Without the pictures, copy the entries below word for word.

-------- DATA LISTING

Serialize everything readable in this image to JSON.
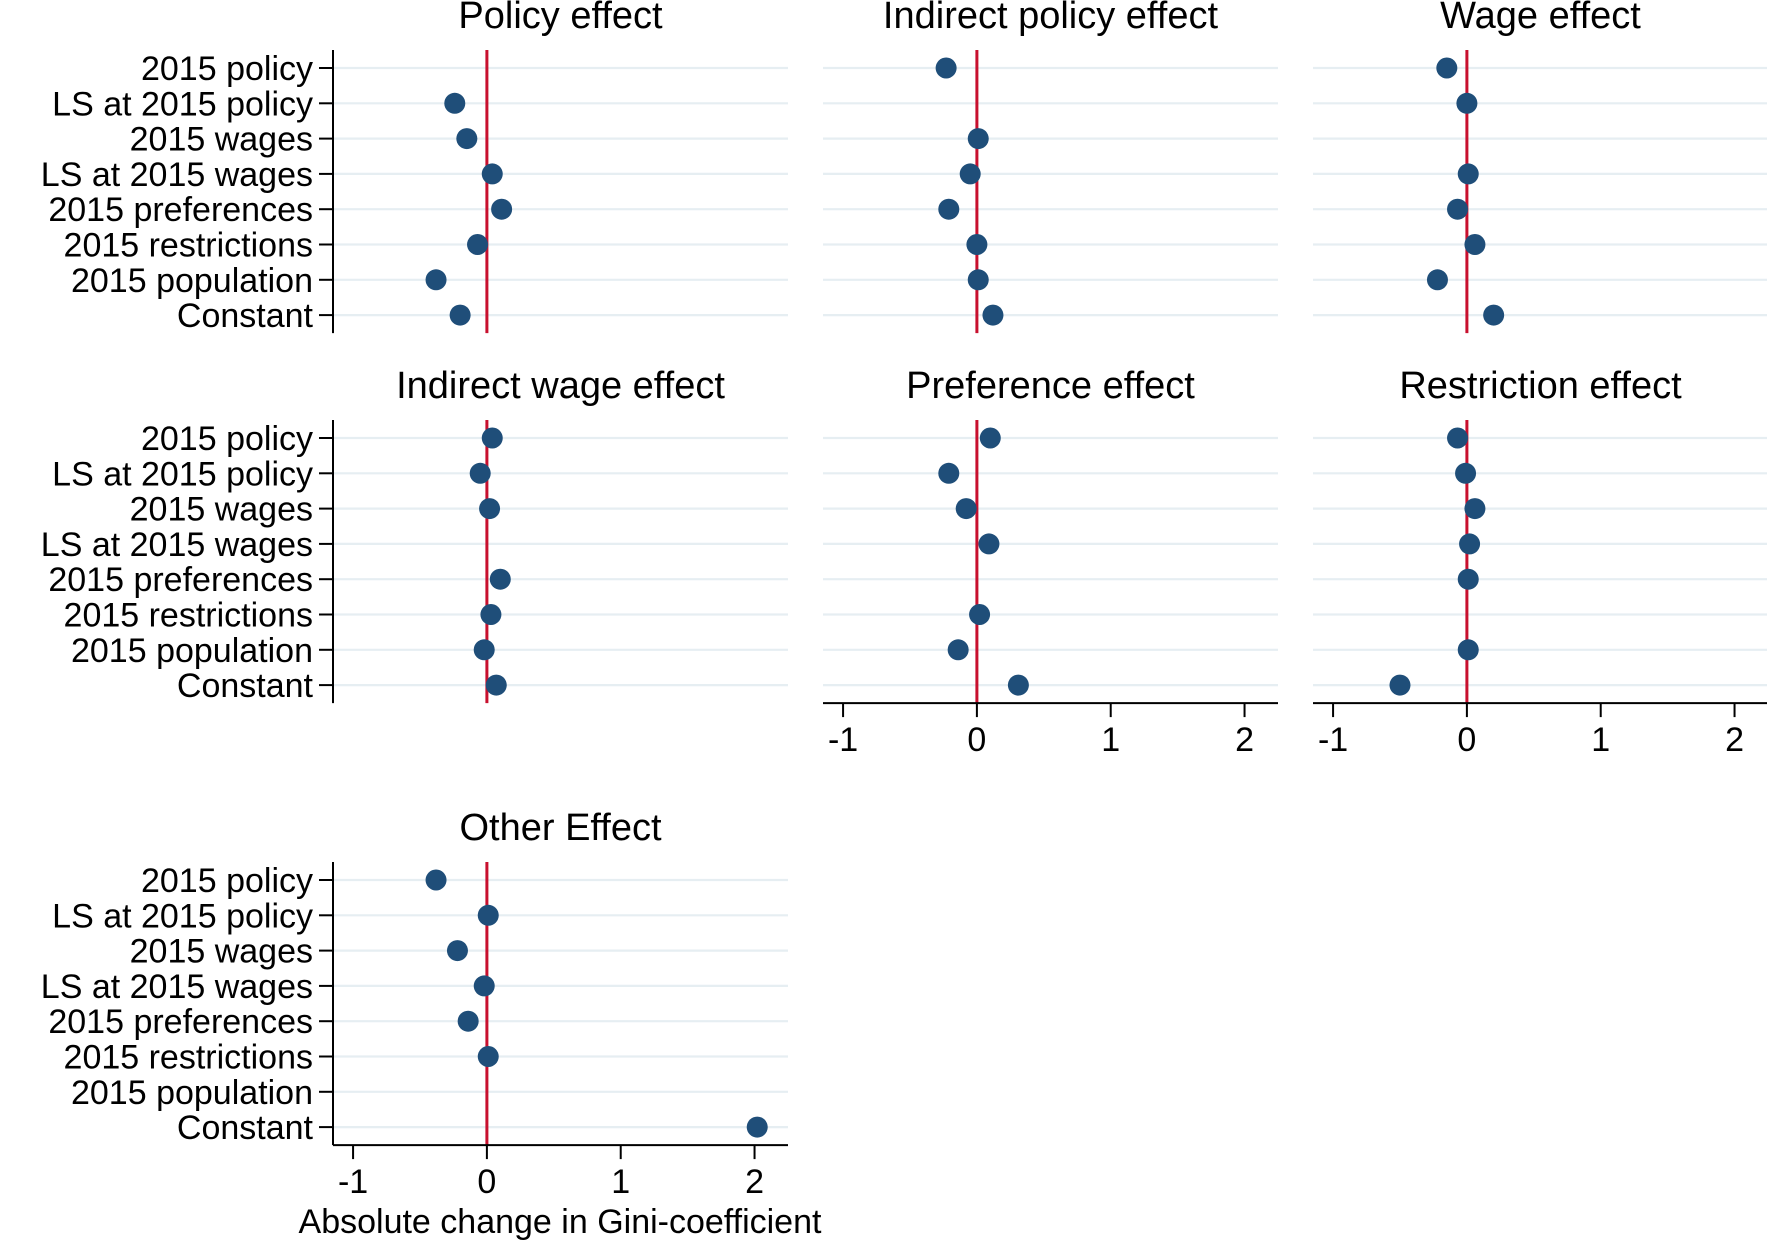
{
  "figure": {
    "xlabel": "Absolute change in Gini-coefficient",
    "colors": {
      "marker": "#1f4e79",
      "zero_line": "#c8102e",
      "grid": "#e6eef2",
      "axis": "#000000"
    }
  },
  "chart_data": [
    {
      "type": "scatter",
      "title": "Policy effect",
      "categories": [
        "2015 policy",
        "LS at 2015 policy",
        "2015 wages",
        "LS at 2015 wages",
        "2015 preferences",
        "2015 restrictions",
        "2015 population",
        "Constant"
      ],
      "values": [
        null,
        -0.24,
        -0.15,
        0.04,
        0.11,
        -0.07,
        -0.38,
        -0.2
      ],
      "xlim": [
        -1.15,
        2.25
      ],
      "xticks": [],
      "reference_line": 0,
      "grid": true
    },
    {
      "type": "scatter",
      "title": "Indirect policy effect",
      "categories": [
        "2015 policy",
        "LS at 2015 policy",
        "2015 wages",
        "LS at 2015 wages",
        "2015 preferences",
        "2015 restrictions",
        "2015 population",
        "Constant"
      ],
      "values": [
        -0.23,
        null,
        0.01,
        -0.05,
        -0.21,
        0.0,
        0.01,
        0.12
      ],
      "xlim": [
        -1.15,
        2.25
      ],
      "xticks": [],
      "reference_line": 0,
      "grid": true
    },
    {
      "type": "scatter",
      "title": "Wage effect",
      "categories": [
        "2015 policy",
        "LS at 2015 policy",
        "2015 wages",
        "LS at 2015 wages",
        "2015 preferences",
        "2015 restrictions",
        "2015 population",
        "Constant"
      ],
      "values": [
        -0.15,
        0.0,
        null,
        0.01,
        -0.07,
        0.06,
        -0.22,
        0.2
      ],
      "xlim": [
        -1.15,
        2.25
      ],
      "xticks": [],
      "reference_line": 0,
      "grid": true
    },
    {
      "type": "scatter",
      "title": "Indirect wage effect",
      "categories": [
        "2015 policy",
        "LS at 2015 policy",
        "2015 wages",
        "LS at 2015 wages",
        "2015 preferences",
        "2015 restrictions",
        "2015 population",
        "Constant"
      ],
      "values": [
        0.04,
        -0.05,
        0.02,
        null,
        0.1,
        0.03,
        -0.02,
        0.07
      ],
      "xlim": [
        -1.15,
        2.25
      ],
      "xticks": [],
      "reference_line": 0,
      "grid": true
    },
    {
      "type": "scatter",
      "title": "Preference effect",
      "categories": [
        "2015 policy",
        "LS at 2015 policy",
        "2015 wages",
        "LS at 2015 wages",
        "2015 preferences",
        "2015 restrictions",
        "2015 population",
        "Constant"
      ],
      "values": [
        0.1,
        -0.21,
        -0.08,
        0.09,
        null,
        0.02,
        -0.14,
        0.31
      ],
      "xlim": [
        -1.15,
        2.25
      ],
      "xticks": [
        -1,
        0,
        1,
        2
      ],
      "reference_line": 0,
      "grid": true
    },
    {
      "type": "scatter",
      "title": "Restriction effect",
      "categories": [
        "2015 policy",
        "LS at 2015 policy",
        "2015 wages",
        "LS at 2015 wages",
        "2015 preferences",
        "2015 restrictions",
        "2015 population",
        "Constant"
      ],
      "values": [
        -0.07,
        -0.01,
        0.06,
        0.02,
        0.01,
        null,
        0.01,
        -0.5
      ],
      "xlim": [
        -1.15,
        2.25
      ],
      "xticks": [
        -1,
        0,
        1,
        2
      ],
      "reference_line": 0,
      "grid": true
    },
    {
      "type": "scatter",
      "title": "Other Effect",
      "categories": [
        "2015 policy",
        "LS at 2015 policy",
        "2015 wages",
        "LS at 2015 wages",
        "2015 preferences",
        "2015 restrictions",
        "2015 population",
        "Constant"
      ],
      "values": [
        -0.38,
        0.01,
        -0.22,
        -0.02,
        -0.14,
        0.01,
        null,
        2.02
      ],
      "xlim": [
        -1.15,
        2.25
      ],
      "xticks": [
        -1,
        0,
        1,
        2
      ],
      "reference_line": 0,
      "grid": true
    }
  ]
}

----------------

- [WRITTEN REPLY]:
Serialize everything readable in this image to JSON.
{
  "figure": {
    "xlabel": "Absolute change in Gini-coefficient",
    "colors": {
      "marker": "#1f4e79",
      "zero_line": "#c8102e",
      "grid": "#e6eef2",
      "axis": "#000000"
    }
  },
  "chart_data": [
    {
      "type": "scatter",
      "title": "Policy effect",
      "categories": [
        "2015 policy",
        "LS at 2015 policy",
        "2015 wages",
        "LS at 2015 wages",
        "2015 preferences",
        "2015 restrictions",
        "2015 population",
        "Constant"
      ],
      "values": [
        null,
        -0.24,
        -0.15,
        0.04,
        0.11,
        -0.07,
        -0.38,
        -0.2
      ],
      "xlim": [
        -1.15,
        2.25
      ],
      "xticks": [],
      "reference_line": 0,
      "grid": true
    },
    {
      "type": "scatter",
      "title": "Indirect policy effect",
      "categories": [
        "2015 policy",
        "LS at 2015 policy",
        "2015 wages",
        "LS at 2015 wages",
        "2015 preferences",
        "2015 restrictions",
        "2015 population",
        "Constant"
      ],
      "values": [
        -0.23,
        null,
        0.01,
        -0.05,
        -0.21,
        0.0,
        0.01,
        0.12
      ],
      "xlim": [
        -1.15,
        2.25
      ],
      "xticks": [],
      "reference_line": 0,
      "grid": true
    },
    {
      "type": "scatter",
      "title": "Wage effect",
      "categories": [
        "2015 policy",
        "LS at 2015 policy",
        "2015 wages",
        "LS at 2015 wages",
        "2015 preferences",
        "2015 restrictions",
        "2015 population",
        "Constant"
      ],
      "values": [
        -0.15,
        0.0,
        null,
        0.01,
        -0.07,
        0.06,
        -0.22,
        0.2
      ],
      "xlim": [
        -1.15,
        2.25
      ],
      "xticks": [],
      "reference_line": 0,
      "grid": true
    },
    {
      "type": "scatter",
      "title": "Indirect wage effect",
      "categories": [
        "2015 policy",
        "LS at 2015 policy",
        "2015 wages",
        "LS at 2015 wages",
        "2015 preferences",
        "2015 restrictions",
        "2015 population",
        "Constant"
      ],
      "values": [
        0.04,
        -0.05,
        0.02,
        null,
        0.1,
        0.03,
        -0.02,
        0.07
      ],
      "xlim": [
        -1.15,
        2.25
      ],
      "xticks": [],
      "reference_line": 0,
      "grid": true
    },
    {
      "type": "scatter",
      "title": "Preference effect",
      "categories": [
        "2015 policy",
        "LS at 2015 policy",
        "2015 wages",
        "LS at 2015 wages",
        "2015 preferences",
        "2015 restrictions",
        "2015 population",
        "Constant"
      ],
      "values": [
        0.1,
        -0.21,
        -0.08,
        0.09,
        null,
        0.02,
        -0.14,
        0.31
      ],
      "xlim": [
        -1.15,
        2.25
      ],
      "xticks": [
        -1,
        0,
        1,
        2
      ],
      "reference_line": 0,
      "grid": true
    },
    {
      "type": "scatter",
      "title": "Restriction effect",
      "categories": [
        "2015 policy",
        "LS at 2015 policy",
        "2015 wages",
        "LS at 2015 wages",
        "2015 preferences",
        "2015 restrictions",
        "2015 population",
        "Constant"
      ],
      "values": [
        -0.07,
        -0.01,
        0.06,
        0.02,
        0.01,
        null,
        0.01,
        -0.5
      ],
      "xlim": [
        -1.15,
        2.25
      ],
      "xticks": [
        -1,
        0,
        1,
        2
      ],
      "reference_line": 0,
      "grid": true
    },
    {
      "type": "scatter",
      "title": "Other Effect",
      "categories": [
        "2015 policy",
        "LS at 2015 policy",
        "2015 wages",
        "LS at 2015 wages",
        "2015 preferences",
        "2015 restrictions",
        "2015 population",
        "Constant"
      ],
      "values": [
        -0.38,
        0.01,
        -0.22,
        -0.02,
        -0.14,
        0.01,
        null,
        2.02
      ],
      "xlim": [
        -1.15,
        2.25
      ],
      "xticks": [
        -1,
        0,
        1,
        2
      ],
      "reference_line": 0,
      "grid": true
    }
  ]
}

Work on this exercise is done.